**SELECTION**

Davies was responsible for the signature distorted power chord riff on The Kinks' first hit, "You Really Got Me". He achieved the sound by slitting the speaker cone on his Elpico amplifier, which he then ran through a larger Vox as a "pre-amp". This sound was one of the first mainstream appearances of guitar distortion, and it would go on to influence many guitarist in the future, especially during the Punk rock period. Davies later commented
“ I was getting really bored with this guitar sound - or lack of an interesting sound - and there was this radio spares shop up the road, and they had a little green amplifier in there next to the radios, it was an Elpico[...] I twiddled around with it and didn't know what to do[...] I started to get really frustrated, and I said, "I know! I'll fix you!" I got a single-sided Gillette razorblade and cut round the cone like this (slitting from the centre to the edge of the cone), so it was all shredded but still on there, still intact. I played and I thought it was amazing, really freaky. I felt like an inventor! We just close-miked that in the studio, and also fed the same speaker output into the AC3O, which was kind of noisy but sounded good. ”
Dave Davies, in The Guitar Magazine - January 1999
"You Really Got Me" was the group's third released single, after two unsuccessful ones that failed to chart. The single was a massive hit, topping the charts in the U.K. and reaching #7 in the U.S.
The Kinks released three albums and several EPs in the next two years. They also performed and toured relentlessly, headlining package tours with the likes of The Yardbirds and Mickey Finn, which caused tension within the band. Some legendary on-stage fights erupted during this time as well. The most notorious incident was at The Capitol Theatre, Cardiff, Wales in May 1965, involving drummer Mick Avory and Dave Davies. The fight broke out during the second number of the set, "Beautiful Delilah". It culminated with Davies insulting Avory and kicking over his drum set after finishing the first song, "You Really Got Me". Avory responded by knocking down Davies with his Hi-Hat stand, rendering him unconscious. He then fled from the scene, and Davies was taken to Cardiff Royal Infirmary, where he received 16 stitches to the head. Avory later claimed that it was part of a new act in which the band members would hurl their instruments at each other.

Bounding box entries:
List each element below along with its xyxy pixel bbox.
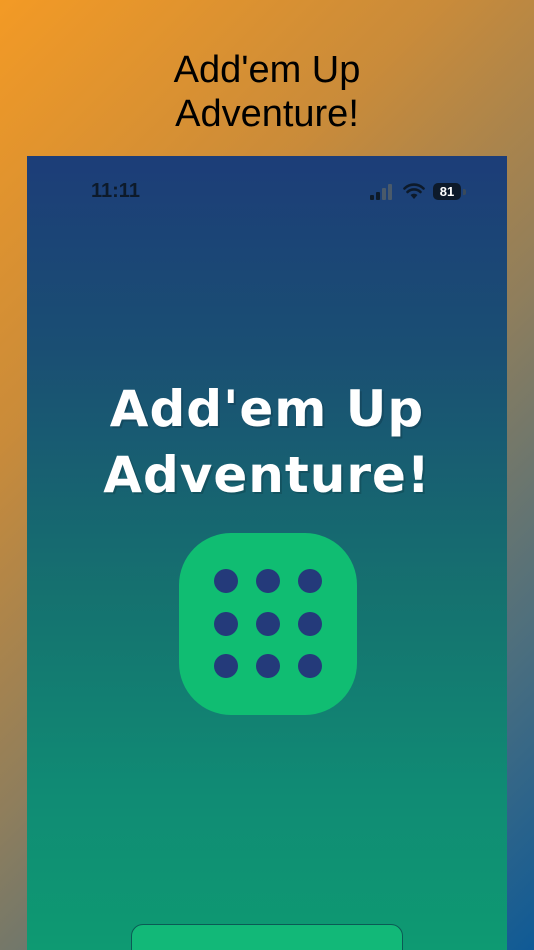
dice-pip — [214, 612, 238, 636]
game-title-line-1: Add'em Up — [109, 380, 425, 438]
store-title-line-1: Add'em Up — [173, 49, 361, 91]
status-bar: 11:11 81 — [27, 156, 507, 226]
dice-pip — [298, 569, 322, 593]
signal-icon — [370, 184, 394, 200]
dice-pip — [256, 569, 280, 593]
dice-pip — [298, 612, 322, 636]
game-title-line-2: Adventure! — [103, 446, 431, 504]
dice-pip — [298, 654, 322, 678]
game-title: Add'em Up Adventure! — [27, 376, 507, 508]
status-time: 11:11 — [91, 180, 140, 202]
dice-pip — [214, 569, 238, 593]
dice-pip — [256, 654, 280, 678]
battery-icon: 81 — [433, 183, 467, 200]
battery-level: 81 — [439, 184, 455, 199]
dice-pip — [214, 654, 238, 678]
store-title-line-2: Adventure! — [175, 93, 359, 135]
wifi-icon — [403, 183, 425, 199]
dice-pip — [256, 612, 280, 636]
dice-icon — [179, 533, 357, 715]
phone-screen: 11:11 81 Add'em Up Adventure! — [27, 156, 507, 950]
store-screenshot-title: Add'em Up Adventure! — [0, 48, 534, 136]
start-button[interactable] — [131, 924, 403, 950]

**REQUEST 1**
According to the Kinks passage, what kind of blade did Dave Davies use to cut the speaker cone?
**REQUEST 2**
Extend the Kinks passage, picking up right after its final sentence.

**RESULT 1**
A single-sided Gillette razorblade.

**RESULT 2**
Davies would remain with the group as they steadily evolved, as Ray's songwriting skills developed and he began to lead the group in a whole new direction. The group would abandon the traditional R&B/Blues outfit and adopt a more nostalgic, reflective style of music, as showcased in songs like "Autumn Almanac" and "Waterloo Sunset", as well as their LP The Village Green Preservation Society.
Davies has played a number of guitars over time, the most recognizable of which is his Gibson Flying V. Davies bought it in 1965, and soon began appearing live and on TV performances with it. Davies was one of the few guitarists who played Flying Vs at the time. It was, in that period, out of issue due to lack of interest upon its 1958 test release, and models were numbered. Guitarists like Lonnie Mack, Jimi Hendrix, Albert King and Davies himself helped stir interest in the instrument, and it would eventually become one of the signature guitars of the Heavy Metal genre.
Davies would later comment on his Flying V:
“ I used to play a Guild custom built guitar and the airline lost it on our first American tour in '64 or '65. In those days I used to only carry one guitar around and I had to get a replacement quick. I went into a store and they didn't have anything I liked. I saw this dusty old guitar case and I said 'What have you got in there?' he said 'Oh, that's just some silly old guitar.' He got it out and I bought it for about $60. ”
Davies has played many other guitars throughout his career. He has played several models of Gibson Les Pauls over time, including a 1960 Goldtop and a black '78 model.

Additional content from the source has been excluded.